WHAT IS ASKED:
Reproduce the records that follow in full, excluding any picture they contain.

━━━ RECORDS FOR THE TASK ━━━

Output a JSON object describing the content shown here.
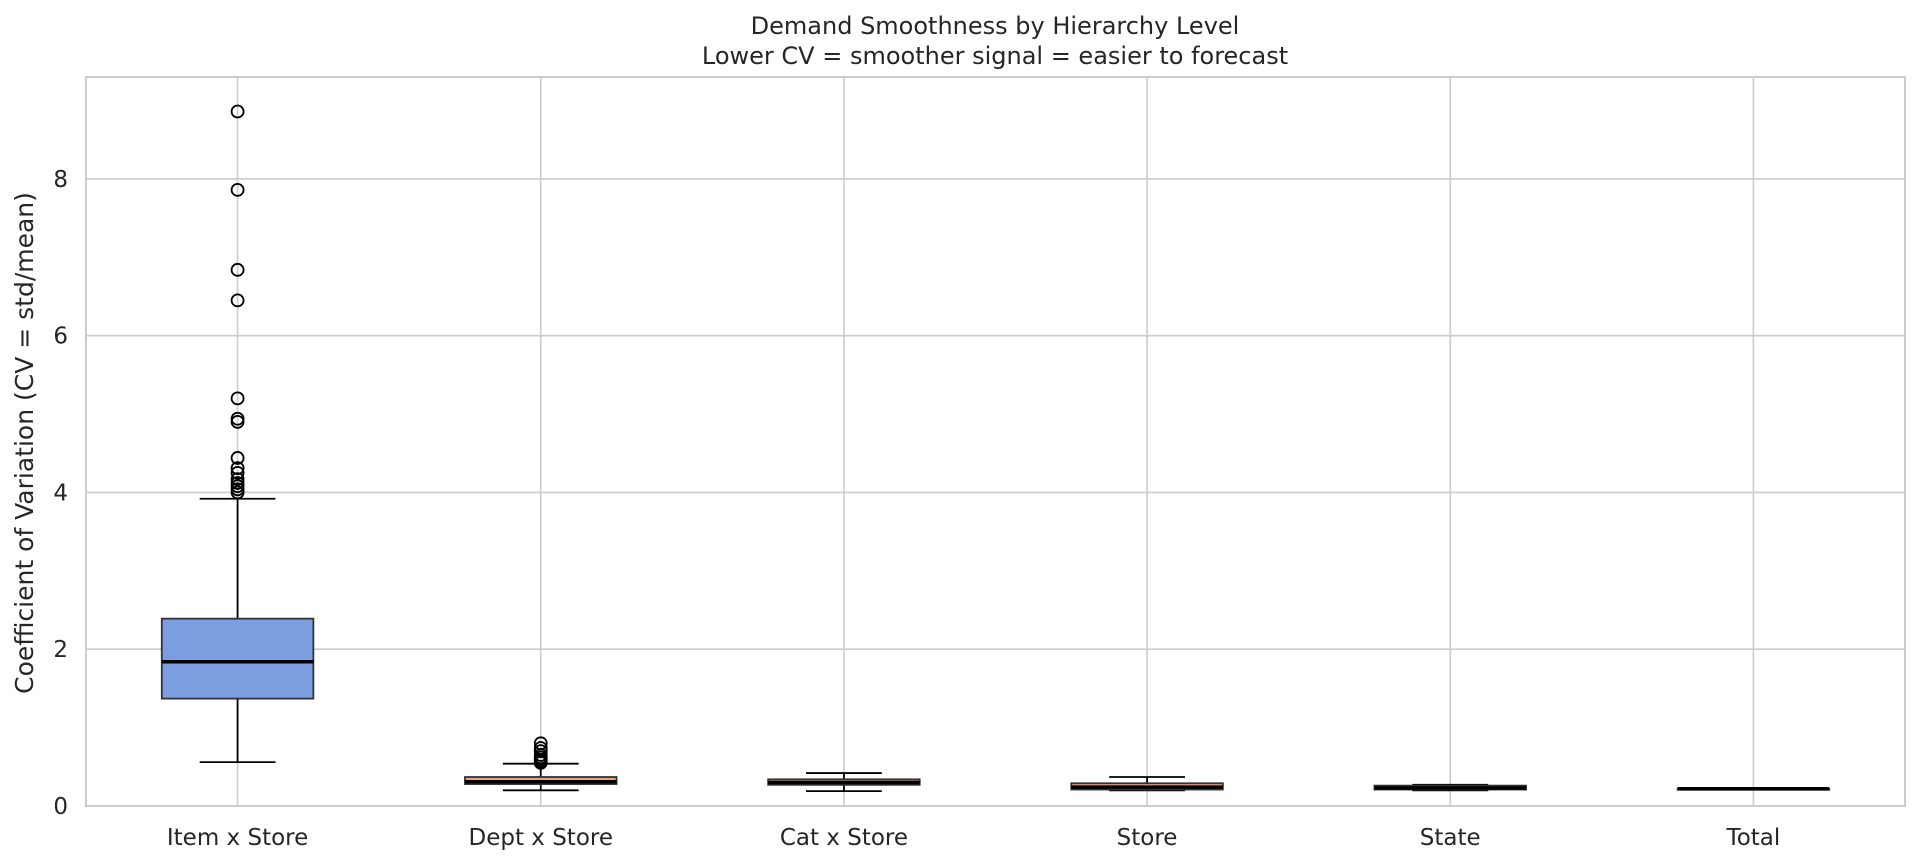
{
  "chart_data": {
    "type": "boxplot",
    "title": "Demand Smoothness by Hierarchy Level",
    "subtitle": "Lower CV = smoother signal = easier to forecast",
    "xlabel": "",
    "ylabel": "Coefficient of Variation (CV = std/mean)",
    "ylim": [
      0,
      9.3
    ],
    "yticks": [
      0,
      2,
      4,
      6,
      8
    ],
    "grid": true,
    "categories": [
      "Item x Store",
      "Dept x Store",
      "Cat x Store",
      "Store",
      "State",
      "Total"
    ],
    "series": [
      {
        "whisker_low": 0.56,
        "q1": 1.37,
        "median": 1.84,
        "q3": 2.39,
        "whisker_high": 3.92,
        "outliers": [
          8.86,
          7.86,
          6.84,
          6.45,
          5.2,
          4.94,
          4.9,
          4.44,
          4.31,
          4.25,
          4.17,
          4.12,
          4.08,
          4.04,
          4.0
        ]
      },
      {
        "whisker_low": 0.2,
        "q1": 0.28,
        "median": 0.31,
        "q3": 0.37,
        "whisker_high": 0.54,
        "outliers": [
          0.8,
          0.74,
          0.7,
          0.65,
          0.62,
          0.59,
          0.57,
          0.55
        ]
      },
      {
        "whisker_low": 0.19,
        "q1": 0.27,
        "median": 0.3,
        "q3": 0.34,
        "whisker_high": 0.42,
        "outliers": []
      },
      {
        "whisker_low": 0.2,
        "q1": 0.21,
        "median": 0.24,
        "q3": 0.29,
        "whisker_high": 0.37,
        "outliers": []
      },
      {
        "whisker_low": 0.2,
        "q1": 0.21,
        "median": 0.23,
        "q3": 0.26,
        "whisker_high": 0.27,
        "outliers": []
      },
      {
        "whisker_low": 0.22,
        "q1": 0.22,
        "median": 0.22,
        "q3": 0.22,
        "whisker_high": 0.22,
        "outliers": []
      }
    ],
    "colors": {
      "box_first": "#7b9ee0",
      "box_other": "#e8a27c",
      "median": "#000000",
      "grid": "#cccccc",
      "frame": "#cccccc",
      "text": "#262626"
    }
  }
}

━━━

WRITTEN SOLUTION:
Output a JSON object describing the content shown here.
{
  "chart_data": {
    "type": "boxplot",
    "title": "Demand Smoothness by Hierarchy Level",
    "subtitle": "Lower CV = smoother signal = easier to forecast",
    "xlabel": "",
    "ylabel": "Coefficient of Variation (CV = std/mean)",
    "ylim": [
      0,
      9.3
    ],
    "yticks": [
      0,
      2,
      4,
      6,
      8
    ],
    "grid": true,
    "categories": [
      "Item x Store",
      "Dept x Store",
      "Cat x Store",
      "Store",
      "State",
      "Total"
    ],
    "series": [
      {
        "whisker_low": 0.56,
        "q1": 1.37,
        "median": 1.84,
        "q3": 2.39,
        "whisker_high": 3.92,
        "outliers": [
          8.86,
          7.86,
          6.84,
          6.45,
          5.2,
          4.94,
          4.9,
          4.44,
          4.31,
          4.25,
          4.17,
          4.12,
          4.08,
          4.04,
          4.0
        ]
      },
      {
        "whisker_low": 0.2,
        "q1": 0.28,
        "median": 0.31,
        "q3": 0.37,
        "whisker_high": 0.54,
        "outliers": [
          0.8,
          0.74,
          0.7,
          0.65,
          0.62,
          0.59,
          0.57,
          0.55
        ]
      },
      {
        "whisker_low": 0.19,
        "q1": 0.27,
        "median": 0.3,
        "q3": 0.34,
        "whisker_high": 0.42,
        "outliers": []
      },
      {
        "whisker_low": 0.2,
        "q1": 0.21,
        "median": 0.24,
        "q3": 0.29,
        "whisker_high": 0.37,
        "outliers": []
      },
      {
        "whisker_low": 0.2,
        "q1": 0.21,
        "median": 0.23,
        "q3": 0.26,
        "whisker_high": 0.27,
        "outliers": []
      },
      {
        "whisker_low": 0.22,
        "q1": 0.22,
        "median": 0.22,
        "q3": 0.22,
        "whisker_high": 0.22,
        "outliers": []
      }
    ],
    "colors": {
      "box_first": "#7b9ee0",
      "box_other": "#e8a27c",
      "median": "#000000",
      "grid": "#cccccc",
      "frame": "#cccccc",
      "text": "#262626"
    }
  }
}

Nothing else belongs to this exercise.